What you are asked to do
Print each of the entries exactly, leaving nothing out.

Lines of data

===

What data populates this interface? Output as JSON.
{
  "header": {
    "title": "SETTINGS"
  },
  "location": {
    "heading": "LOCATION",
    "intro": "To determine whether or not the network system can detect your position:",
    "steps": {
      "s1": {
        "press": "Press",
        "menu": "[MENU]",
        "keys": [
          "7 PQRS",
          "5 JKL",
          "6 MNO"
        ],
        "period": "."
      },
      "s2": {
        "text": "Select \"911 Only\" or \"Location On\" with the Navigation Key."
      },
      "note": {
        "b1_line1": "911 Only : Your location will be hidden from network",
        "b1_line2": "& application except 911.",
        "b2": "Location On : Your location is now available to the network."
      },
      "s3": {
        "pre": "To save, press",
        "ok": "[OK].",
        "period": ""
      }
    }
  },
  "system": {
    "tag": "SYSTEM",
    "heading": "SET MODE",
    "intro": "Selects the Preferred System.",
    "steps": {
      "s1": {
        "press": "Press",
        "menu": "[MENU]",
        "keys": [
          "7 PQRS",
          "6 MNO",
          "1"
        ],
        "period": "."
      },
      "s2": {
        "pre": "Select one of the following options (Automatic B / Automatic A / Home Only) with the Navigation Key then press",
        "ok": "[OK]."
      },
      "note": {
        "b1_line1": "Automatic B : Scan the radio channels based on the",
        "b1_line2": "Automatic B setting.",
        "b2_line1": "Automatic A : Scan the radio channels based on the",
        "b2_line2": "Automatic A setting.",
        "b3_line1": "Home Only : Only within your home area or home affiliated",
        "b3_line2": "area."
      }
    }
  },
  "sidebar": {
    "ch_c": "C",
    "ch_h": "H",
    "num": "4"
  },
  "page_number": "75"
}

===

Solution for this task
What data populates this interface? Output as JSON.
{
  "header": {
    "title": "SETTINGS"
  },
  "location": {
    "heading": "LOCATION",
    "intro": "To determine whether or not the network system can detect your position:",
    "steps": {
      "s1": {
        "press": "Press",
        "menu": "[MENU]",
        "keys": [
          "7 PQRS",
          "5 JKL",
          "6 MNO"
        ],
        "period": "."
      },
      "s2": {
        "text": "Select \"911 Only\" or \"Location On\" with the Navigation Key."
      },
      "note": {
        "b1_line1": "911 Only : Your location will be hidden from network",
        "b1_line2": "& application except 911.",
        "b2": "Location On : Your location is now available to the network."
      },
      "s3": {
        "pre": "To save, press",
        "ok": "[OK].",
        "period": ""
      }
    }
  },
  "system": {
    "tag": "SYSTEM",
    "heading": "SET MODE",
    "intro": "Selects the Preferred System.",
    "steps": {
      "s1": {
        "press": "Press",
        "menu": "[MENU]",
        "keys": [
          "7 PQRS",
          "6 MNO",
          "1"
        ],
        "period": "."
      },
      "s2": {
        "pre": "Select one of the following options (Automatic B / Automatic A / Home Only) with the Navigation Key then press",
        "ok": "[OK]."
      },
      "note": {
        "b1_line1": "Automatic B : Scan the radio channels based on the",
        "b1_line2": "Automatic B setting.",
        "b2_line1": "Automatic A : Scan the radio channels based on the",
        "b2_line2": "Automatic A setting.",
        "b3_line1": "Home Only : Only within your home area or home affiliated",
        "b3_line2": "area."
      }
    }
  },
  "sidebar": {
    "ch_c": "C",
    "ch_h": "H",
    "num": "4"
  },
  "page_number": "75"
}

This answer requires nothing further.